> DOCUMENT

OUSMANE SOW A LA COURNEUVE (Galerie les sens de l’art)
Du 3 février au 1er mars, la galerie Les sens de l’art de La Courneuve présente une œuvre monumentale du sculpteur Ousmane Sow. Un bronze qui culmine à 2,50 m et sort tout droit des fonderies de Coubertin. Interview du galeriste Frédéric Roulette.
Qui est Ousmane Sow ?
Ousmane a travaillé en Seine-Saint-Denis en tant que kinésithérapeute. Il avait un cabinet à Bagnolet et à Montreuil. Mais il avait depuis très longtemps envie de faire de la sculpture. Ce qu’il y a d’extraordinaire dans son parcours, c’est qu’en 2-3 ans de temps, il a fait la Documenta Kassel, la Biennale de Venise. Enfin, il a un parcours complètement fulgurant.
Quand l’avez-vous rencontré pour la première fois ?
Ousmane, c’est une rencontre. En 1999, on sort du Pont des Arts qui a accueilli plus de trois millions de visiteurs. Ousmane est très sollicité. On collabore sur plusieurs projets. On fait Tours en 1999 avec 500.000 visiteurs (Ndr 65 sculptures installées pendant six semaines sur le boulevard Heurteloup). Mais surtout, je l’amène à la fête de l’Huma en 2004 dans une exposition qui s’appelait
l’humanité, c’est original. Et puis, on accompagne la Fondation Luc Besson sur une série d’expositions en banlieue, Luc était, un des premiers collectionneurs d’Ousmane. Donc on montre les bronzes à Bobigny en 2006. C’était je me souviens un grand terre-plein où était monté un écran géant pour y passer un film de la sélection de Cannes, près de la préfecture.
C’est sur le trottoir, devant la galerie (et pas dans la galerie) que va être explosé ce bronze. Pour quelles raisons ?
Pour ses grandes pièces, il était hors de question qu’elles soient exposées en galerie. C’était Ousmane, c’était comme ça. Il voulait qu’elles prennent placent dans un espace de vie. Ousmane aurait adoré qu’elle soit là, juste en face des cités, entre l’hôtel de ville et la Poste, dans un lieu quand même assez important sur La Courneuve.
Pourquoi est-ce un événement assez exceptionnel ?
Parce que le bronze a été fondu en 2001 et n’est jamais sorti jusqu’à présent des fonderies de Coubertin. Il a été acquis par un collectionneur privé. Ce sera donc sa première exposition publique. Tony (Ndr Anthony Russel, le galeriste
Les sens de l’art) et moi, nous tenions que cela ait lieu en Seine-Saint-Denis. Plutôt que le sortir dans les beaux quartiers, on a décidé de le montrer, là, voilà. Vingt ans après avoir montré Le lanceur zoulou dans le parc de La Courneuve à la fête de l’Huma.

> LISTE DES DONNÉES
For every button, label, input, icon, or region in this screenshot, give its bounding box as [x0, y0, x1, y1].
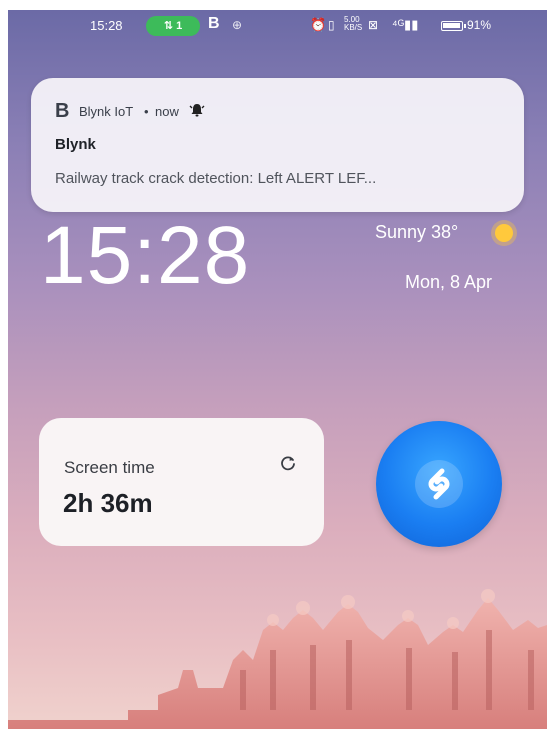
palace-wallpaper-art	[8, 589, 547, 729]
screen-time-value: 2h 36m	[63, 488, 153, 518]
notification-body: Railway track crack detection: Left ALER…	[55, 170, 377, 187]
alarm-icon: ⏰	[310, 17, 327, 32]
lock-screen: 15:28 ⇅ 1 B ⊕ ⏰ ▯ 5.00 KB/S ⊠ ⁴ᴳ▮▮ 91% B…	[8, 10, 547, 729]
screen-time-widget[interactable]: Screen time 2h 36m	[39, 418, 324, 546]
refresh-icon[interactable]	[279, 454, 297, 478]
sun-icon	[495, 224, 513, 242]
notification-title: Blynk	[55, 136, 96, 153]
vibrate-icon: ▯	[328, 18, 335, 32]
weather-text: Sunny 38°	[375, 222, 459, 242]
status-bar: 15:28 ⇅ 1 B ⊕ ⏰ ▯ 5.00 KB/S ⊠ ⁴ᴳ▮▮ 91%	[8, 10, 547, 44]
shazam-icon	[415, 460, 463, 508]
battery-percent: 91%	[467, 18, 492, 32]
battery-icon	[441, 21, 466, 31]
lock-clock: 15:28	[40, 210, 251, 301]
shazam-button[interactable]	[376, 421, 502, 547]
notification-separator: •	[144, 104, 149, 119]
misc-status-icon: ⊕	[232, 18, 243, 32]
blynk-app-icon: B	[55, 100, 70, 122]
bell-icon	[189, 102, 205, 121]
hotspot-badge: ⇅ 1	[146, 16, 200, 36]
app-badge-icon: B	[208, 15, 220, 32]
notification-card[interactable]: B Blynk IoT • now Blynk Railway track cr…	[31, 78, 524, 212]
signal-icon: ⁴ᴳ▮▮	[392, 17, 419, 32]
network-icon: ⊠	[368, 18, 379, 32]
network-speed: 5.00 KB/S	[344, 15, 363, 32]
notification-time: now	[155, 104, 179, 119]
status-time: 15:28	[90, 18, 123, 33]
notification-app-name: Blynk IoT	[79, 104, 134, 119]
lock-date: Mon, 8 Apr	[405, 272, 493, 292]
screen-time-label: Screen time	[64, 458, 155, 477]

> CONSIGNE
Poursuivez l'entretien consacré à Ousmane Sow à partir de sa dernière phrase.

> RÉSULTAT
Vous qui êtes galeriste dans le 8ème arrondissement, pourquoi venir à La Courneuve ?
Je ne suis jamais resté dans les murs de ma galerie. Entre 1987 et 1996, j’avais une galerie dans le Marais où j’ai toujours mené un travail hors les murs. Montrer ici cette sculpture qui avait fait la Une du Herald Tribune est une volonté politique à la fois d’Anthony et de moi.
Il s’agit du bronze de Sitting Bull en prière issu de la série Little Big Horn.
En ce moment, toute la série Little Big Horn est montrée au Queyras C’est une expo sublime, la série est exposée là-bas en Provence. Elles ont d’ailleurs eu un succès fou. L’original de Sitting Bull est là-bas. Malgré les apparences de terre, ses originaux étaient essentiellement constitués d’agrégats divers dont certains issus de matériaux de récupération, assemblés en une alchimie
complexe.... Il y a à ce sujet un très bon documentaire de Béatrice Soulé qui a suivi la réalisation de Little Big Horn.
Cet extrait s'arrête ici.